WHAT TO PRODUCE
Below is a set of records; print all of them exactly as written.

GIVEN RECORDS
━━━━━━━━━━

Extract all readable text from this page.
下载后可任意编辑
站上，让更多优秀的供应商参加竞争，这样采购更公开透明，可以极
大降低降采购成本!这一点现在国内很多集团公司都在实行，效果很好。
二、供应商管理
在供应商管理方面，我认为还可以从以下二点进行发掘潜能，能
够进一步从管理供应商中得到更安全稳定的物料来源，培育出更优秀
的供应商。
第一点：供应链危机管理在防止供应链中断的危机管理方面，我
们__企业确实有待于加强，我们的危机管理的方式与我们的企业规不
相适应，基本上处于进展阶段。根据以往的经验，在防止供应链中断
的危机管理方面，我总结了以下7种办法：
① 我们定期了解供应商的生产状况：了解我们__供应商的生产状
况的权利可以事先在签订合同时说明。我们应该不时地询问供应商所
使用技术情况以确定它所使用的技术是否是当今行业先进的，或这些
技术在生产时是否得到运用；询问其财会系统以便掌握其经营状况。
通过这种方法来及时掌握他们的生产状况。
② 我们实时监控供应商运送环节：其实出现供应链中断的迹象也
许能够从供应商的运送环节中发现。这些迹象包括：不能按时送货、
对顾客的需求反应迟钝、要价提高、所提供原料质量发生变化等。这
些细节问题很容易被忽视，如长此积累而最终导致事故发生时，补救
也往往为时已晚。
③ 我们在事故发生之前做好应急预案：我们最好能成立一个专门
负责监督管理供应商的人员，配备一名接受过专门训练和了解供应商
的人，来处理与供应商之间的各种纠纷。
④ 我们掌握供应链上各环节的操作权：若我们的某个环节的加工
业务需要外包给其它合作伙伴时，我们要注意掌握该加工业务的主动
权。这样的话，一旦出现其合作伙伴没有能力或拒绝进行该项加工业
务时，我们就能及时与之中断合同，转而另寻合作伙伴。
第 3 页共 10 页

━━━━━━━━━━

REPLY TO THE EXERCISE
Extract all readable text from this page.
下载后可任意编辑
站上，让更多优秀的供应商参加竞争，这样采购更公开透明，可以极
大降低降采购成本!这一点现在国内很多集团公司都在实行，效果很好。
二、供应商管理
在供应商管理方面，我认为还可以从以下二点进行发掘潜能，能
够进一步从管理供应商中得到更安全稳定的物料来源，培育出更优秀
的供应商。
第一点：供应链危机管理在防止供应链中断的危机管理方面，我
们__企业确实有待于加强，我们的危机管理的方式与我们的企业规不
相适应，基本上处于进展阶段。根据以往的经验，在防止供应链中断
的危机管理方面，我总结了以下7种办法：
① 我们定期了解供应商的生产状况：了解我们__供应商的生产状
况的权利可以事先在签订合同时说明。我们应该不时地询问供应商所
使用技术情况以确定它所使用的技术是否是当今行业先进的，或这些
技术在生产时是否得到运用；询问其财会系统以便掌握其经营状况。
通过这种方法来及时掌握他们的生产状况。
② 我们实时监控供应商运送环节：其实出现供应链中断的迹象也
许能够从供应商的运送环节中发现。这些迹象包括：不能按时送货、
对顾客的需求反应迟钝、要价提高、所提供原料质量发生变化等。这
些细节问题很容易被忽视，如长此积累而最终导致事故发生时，补救
也往往为时已晚。
③ 我们在事故发生之前做好应急预案：我们最好能成立一个专门
负责监督管理供应商的人员，配备一名接受过专门训练和了解供应商
的人，来处理与供应商之间的各种纠纷。
④ 我们掌握供应链上各环节的操作权：若我们的某个环节的加工
业务需要外包给其它合作伙伴时，我们要注意掌握该加工业务的主动
权。这样的话，一旦出现其合作伙伴没有能力或拒绝进行该项加工业
务时，我们就能及时与之中断合同，转而另寻合作伙伴。
第 3 页共 10 页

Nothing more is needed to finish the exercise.